• **What the task requires**
Print out each entry below in full, exactly as given, excluding pictures.

• **Supplied material**
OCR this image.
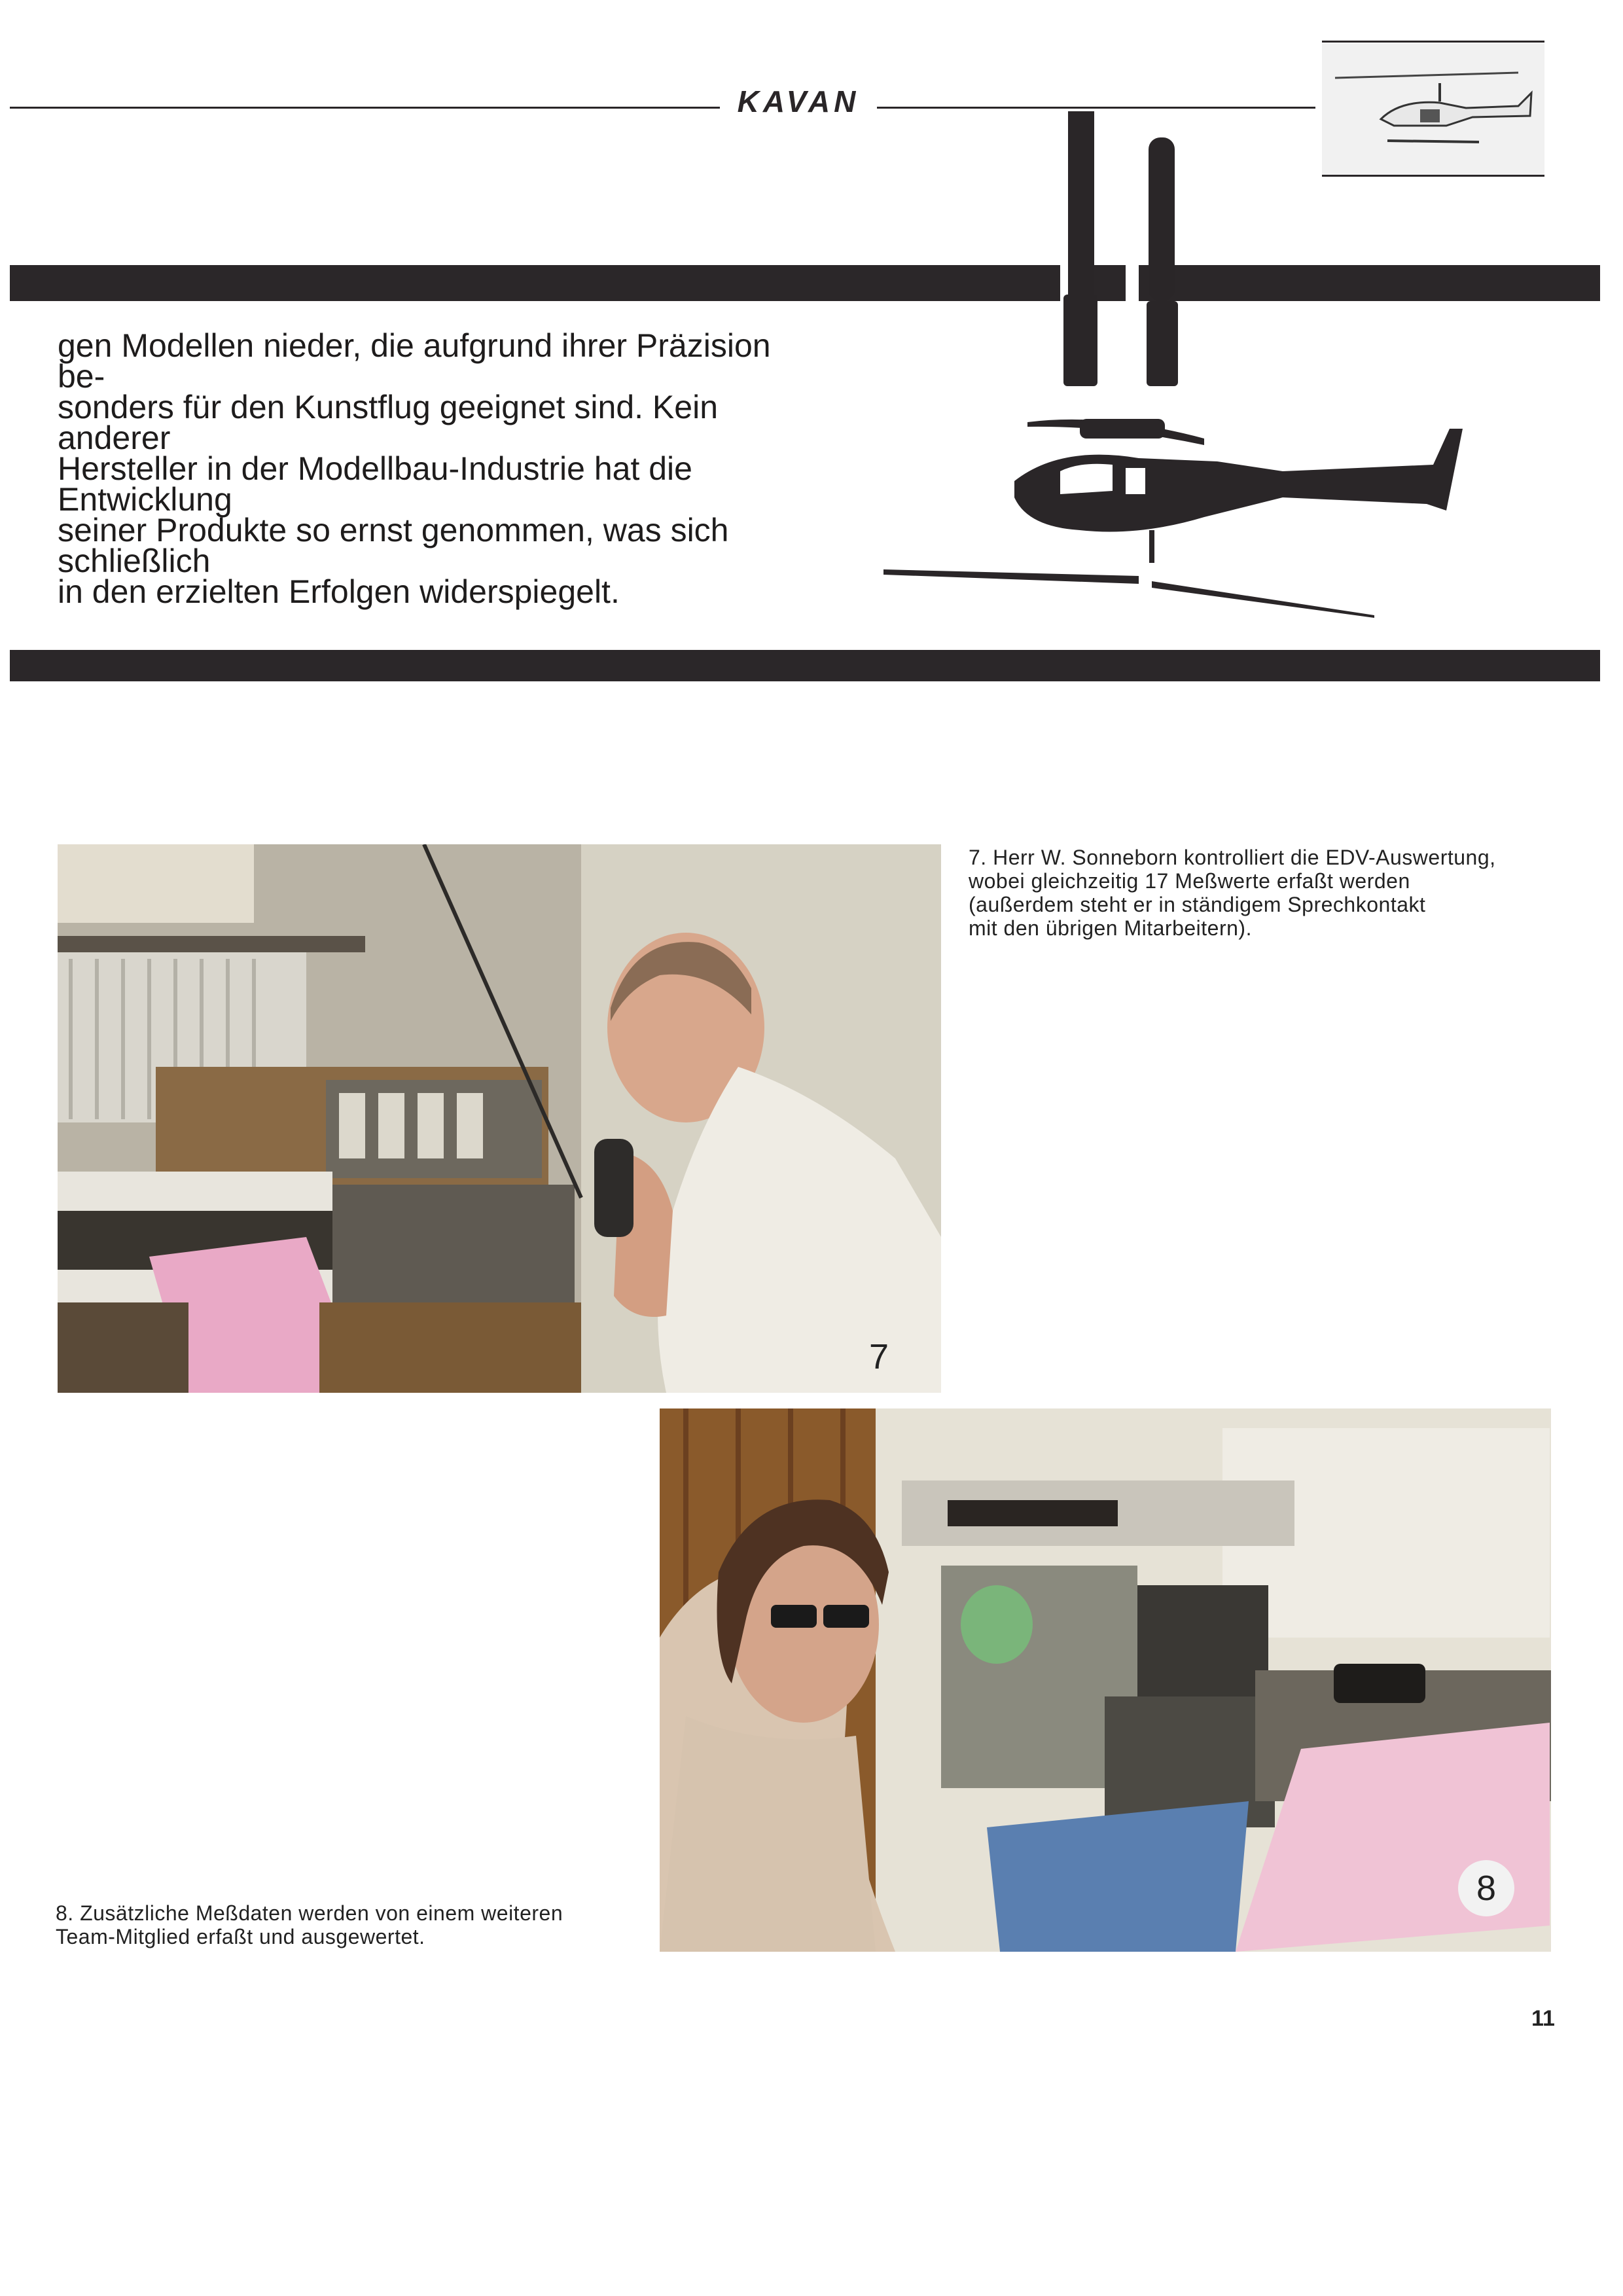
KAVAN

gen Modellen nieder, die aufgrund ihrer Präzision be-
sonders für den Kunstflug geeignet sind. Kein anderer
Hersteller in der Modellbau-Industrie hat die Entwicklung
seiner Produkte so ernst genommen, was sich schließlich
in den erzielten Erfolgen widerspiegelt.

7

7. Herr W. Sonneborn kontrolliert die EDV-Auswertung,
wobei gleichzeitig 17 Meßwerte erfaßt werden
(außerdem steht er in ständigem Sprechkontakt
mit den übrigen Mitarbeitern).

8

8. Zusätzliche Meßdaten werden von einem weiteren
Team-Mitglied erfaßt und ausgewertet.

11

• **Answer space**
OCR this image.
KAVAN

gen Modellen nieder, die aufgrund ihrer Präzision be-
sonders für den Kunstflug geeignet sind. Kein anderer
Hersteller in der Modellbau-Industrie hat die Entwicklung
seiner Produkte so ernst genommen, was sich schließlich
in den erzielten Erfolgen widerspiegelt.

7

7. Herr W. Sonneborn kontrolliert die EDV-Auswertung,
wobei gleichzeitig 17 Meßwerte erfaßt werden
(außerdem steht er in ständigem Sprechkontakt
mit den übrigen Mitarbeitern).

8

8. Zusätzliche Meßdaten werden von einem weiteren
Team-Mitglied erfaßt und ausgewertet.

11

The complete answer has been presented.